* [INPUT DATA]
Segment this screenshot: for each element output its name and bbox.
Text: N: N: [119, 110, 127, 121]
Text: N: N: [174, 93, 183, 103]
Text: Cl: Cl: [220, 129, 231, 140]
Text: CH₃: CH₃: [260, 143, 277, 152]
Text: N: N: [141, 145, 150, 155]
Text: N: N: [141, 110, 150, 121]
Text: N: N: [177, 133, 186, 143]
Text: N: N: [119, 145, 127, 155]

---

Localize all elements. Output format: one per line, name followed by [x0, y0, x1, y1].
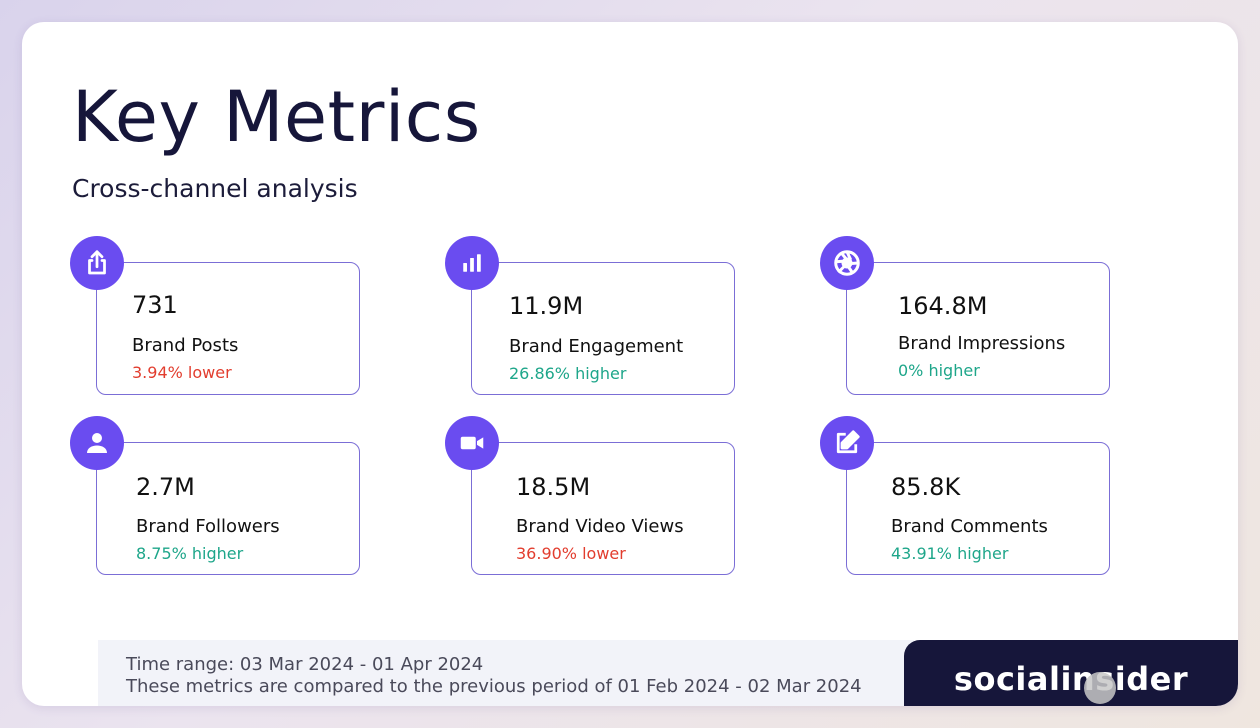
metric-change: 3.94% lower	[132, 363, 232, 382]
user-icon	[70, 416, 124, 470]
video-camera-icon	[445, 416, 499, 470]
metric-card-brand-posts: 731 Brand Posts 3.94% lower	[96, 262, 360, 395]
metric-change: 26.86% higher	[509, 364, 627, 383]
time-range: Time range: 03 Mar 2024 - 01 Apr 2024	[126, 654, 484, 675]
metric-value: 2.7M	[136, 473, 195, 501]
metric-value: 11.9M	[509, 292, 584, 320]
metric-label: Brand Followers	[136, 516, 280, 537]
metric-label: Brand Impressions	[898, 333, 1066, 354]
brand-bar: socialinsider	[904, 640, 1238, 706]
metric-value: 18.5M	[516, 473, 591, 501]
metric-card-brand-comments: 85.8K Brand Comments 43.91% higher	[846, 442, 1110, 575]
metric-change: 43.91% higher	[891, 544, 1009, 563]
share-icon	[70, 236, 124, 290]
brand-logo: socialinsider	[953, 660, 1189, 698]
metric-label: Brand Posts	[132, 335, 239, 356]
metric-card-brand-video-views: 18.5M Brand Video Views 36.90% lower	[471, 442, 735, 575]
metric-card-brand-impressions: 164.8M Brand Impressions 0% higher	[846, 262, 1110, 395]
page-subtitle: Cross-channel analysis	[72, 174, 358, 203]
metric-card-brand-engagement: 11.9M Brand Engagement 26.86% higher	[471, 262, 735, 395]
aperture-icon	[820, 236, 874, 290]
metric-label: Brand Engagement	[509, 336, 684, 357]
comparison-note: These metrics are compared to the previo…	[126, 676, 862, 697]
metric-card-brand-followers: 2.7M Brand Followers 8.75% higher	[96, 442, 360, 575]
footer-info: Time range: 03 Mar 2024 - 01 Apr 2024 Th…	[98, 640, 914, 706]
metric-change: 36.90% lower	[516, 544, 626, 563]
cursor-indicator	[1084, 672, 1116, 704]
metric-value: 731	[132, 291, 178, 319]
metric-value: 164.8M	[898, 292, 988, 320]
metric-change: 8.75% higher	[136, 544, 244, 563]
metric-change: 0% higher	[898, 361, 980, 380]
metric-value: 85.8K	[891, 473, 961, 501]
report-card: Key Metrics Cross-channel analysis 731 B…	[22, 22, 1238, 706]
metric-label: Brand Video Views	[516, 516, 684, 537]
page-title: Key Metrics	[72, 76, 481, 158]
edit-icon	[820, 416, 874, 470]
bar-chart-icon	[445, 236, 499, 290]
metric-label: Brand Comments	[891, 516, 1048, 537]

* [THE TASK] Swap "lower" for "down" in the records from the line with "Localize all elements." to the line with "metric-card-brand-posts: 731 Brand", and write those lines out again with nothing else changed. Leave the pictures out.

* [TASK OUTPUT]
Localize all elements. Output format: one per line, name followed by [x0, y0, x1, y1].
metric-change: 3.94% down	[132, 363, 232, 382]
user-icon	[70, 416, 124, 470]
video-camera-icon	[445, 416, 499, 470]
metric-card-brand-posts: 731 Brand Posts 3.94% down	[96, 262, 360, 395]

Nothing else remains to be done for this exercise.